Short task -> Reproduce every line of the records below, renaming each occurrence of "steam-line" to "vapor-line" and leaving everything else unchanged.

· · · · ·

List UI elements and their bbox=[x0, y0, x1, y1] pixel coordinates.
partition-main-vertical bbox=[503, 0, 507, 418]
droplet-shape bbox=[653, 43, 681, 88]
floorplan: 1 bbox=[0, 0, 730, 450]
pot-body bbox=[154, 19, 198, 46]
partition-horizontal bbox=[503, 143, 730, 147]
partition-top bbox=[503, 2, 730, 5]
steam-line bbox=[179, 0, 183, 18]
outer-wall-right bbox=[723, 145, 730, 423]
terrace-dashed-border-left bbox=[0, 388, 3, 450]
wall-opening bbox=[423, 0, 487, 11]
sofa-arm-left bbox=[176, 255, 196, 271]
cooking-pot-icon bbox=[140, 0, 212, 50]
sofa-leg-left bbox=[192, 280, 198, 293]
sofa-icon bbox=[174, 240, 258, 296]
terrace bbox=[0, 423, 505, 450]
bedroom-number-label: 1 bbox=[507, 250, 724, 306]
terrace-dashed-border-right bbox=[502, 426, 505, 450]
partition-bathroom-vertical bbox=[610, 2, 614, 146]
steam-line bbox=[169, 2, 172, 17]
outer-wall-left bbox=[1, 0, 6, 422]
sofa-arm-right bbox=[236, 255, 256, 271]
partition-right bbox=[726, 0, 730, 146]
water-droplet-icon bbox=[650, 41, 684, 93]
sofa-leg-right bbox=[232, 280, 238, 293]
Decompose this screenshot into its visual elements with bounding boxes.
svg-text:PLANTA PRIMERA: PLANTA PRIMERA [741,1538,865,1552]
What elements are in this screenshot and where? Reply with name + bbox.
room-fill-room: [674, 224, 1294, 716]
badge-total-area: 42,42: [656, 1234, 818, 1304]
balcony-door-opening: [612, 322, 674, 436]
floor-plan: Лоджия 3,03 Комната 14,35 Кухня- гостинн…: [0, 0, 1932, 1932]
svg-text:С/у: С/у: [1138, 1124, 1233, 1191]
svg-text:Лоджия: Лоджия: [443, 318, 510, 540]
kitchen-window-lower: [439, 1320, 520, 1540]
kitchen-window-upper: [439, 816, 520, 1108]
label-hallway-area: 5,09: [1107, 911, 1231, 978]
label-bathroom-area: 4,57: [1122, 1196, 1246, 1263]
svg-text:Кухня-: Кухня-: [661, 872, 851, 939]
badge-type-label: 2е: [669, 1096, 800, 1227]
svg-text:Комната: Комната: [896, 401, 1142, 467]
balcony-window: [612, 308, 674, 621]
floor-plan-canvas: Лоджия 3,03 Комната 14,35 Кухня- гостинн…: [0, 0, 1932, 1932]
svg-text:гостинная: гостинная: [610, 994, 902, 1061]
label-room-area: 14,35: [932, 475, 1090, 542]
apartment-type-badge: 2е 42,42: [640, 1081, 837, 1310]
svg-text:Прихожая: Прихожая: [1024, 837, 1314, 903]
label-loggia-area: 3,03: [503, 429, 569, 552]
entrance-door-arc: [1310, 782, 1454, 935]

· · · · ·

In response ->
List UI elements and their bbox=[x0, y0, x1, y1] pixel coordinates.
partition-main-vertical bbox=[503, 0, 507, 418]
droplet-shape bbox=[653, 43, 681, 88]
floorplan: 1 bbox=[0, 0, 730, 450]
pot-body bbox=[154, 19, 198, 46]
partition-horizontal bbox=[503, 143, 730, 147]
partition-top bbox=[503, 2, 730, 5]
vapor-line bbox=[179, 0, 183, 18]
outer-wall-right bbox=[723, 145, 730, 423]
terrace-dashed-border-left bbox=[0, 388, 3, 450]
wall-opening bbox=[423, 0, 487, 11]
sofa-arm-left bbox=[176, 255, 196, 271]
cooking-pot-icon bbox=[140, 0, 212, 50]
sofa-leg-left bbox=[192, 280, 198, 293]
sofa-icon bbox=[174, 240, 258, 296]
terrace bbox=[0, 423, 505, 450]
bedroom-number-label: 1 bbox=[507, 250, 724, 306]
terrace-dashed-border-right bbox=[502, 426, 505, 450]
partition-bathroom-vertical bbox=[610, 2, 614, 146]
vapor-line bbox=[169, 2, 172, 17]
outer-wall-left bbox=[1, 0, 6, 422]
sofa-arm-right bbox=[236, 255, 256, 271]
partition-right bbox=[726, 0, 730, 146]
water-droplet-icon bbox=[650, 41, 684, 93]
sofa-leg-right bbox=[232, 280, 238, 293]
Decompose this screenshot into its visual elements with bounding boxes.
svg-text:PLANTA PRIMERA: PLANTA PRIMERA [741,1538,865,1552]
What elements are in this screenshot and where? Reply with name + bbox.
room-fill-room: [674, 224, 1294, 716]
badge-total-area: 42,42: [656, 1234, 818, 1304]
balcony-door-opening: [612, 322, 674, 436]
floor-plan: Лоджия 3,03 Комната 14,35 Кухня- гостинн…: [0, 0, 1932, 1932]
svg-text:С/у: С/у: [1138, 1124, 1233, 1191]
svg-text:Лоджия: Лоджия: [443, 318, 510, 540]
kitchen-window-lower: [439, 1320, 520, 1540]
kitchen-window-upper: [439, 816, 520, 1108]
label-hallway-area: 5,09: [1107, 911, 1231, 978]
label-bathroom-area: 4,57: [1122, 1196, 1246, 1263]
svg-text:Кухня-: Кухня-: [661, 872, 851, 939]
badge-type-label: 2е: [669, 1096, 800, 1227]
svg-text:Комната: Комната: [896, 401, 1142, 467]
balcony-window: [612, 308, 674, 621]
floor-plan-canvas: Лоджия 3,03 Комната 14,35 Кухня- гостинн…: [0, 0, 1932, 1932]
svg-text:гостинная: гостинная: [610, 994, 902, 1061]
label-room-area: 14,35: [932, 475, 1090, 542]
apartment-type-badge: 2е 42,42: [640, 1081, 837, 1310]
svg-text:Прихожая: Прихожая: [1024, 837, 1314, 903]
label-loggia-area: 3,03: [503, 429, 569, 552]
entrance-door-arc: [1310, 782, 1454, 935]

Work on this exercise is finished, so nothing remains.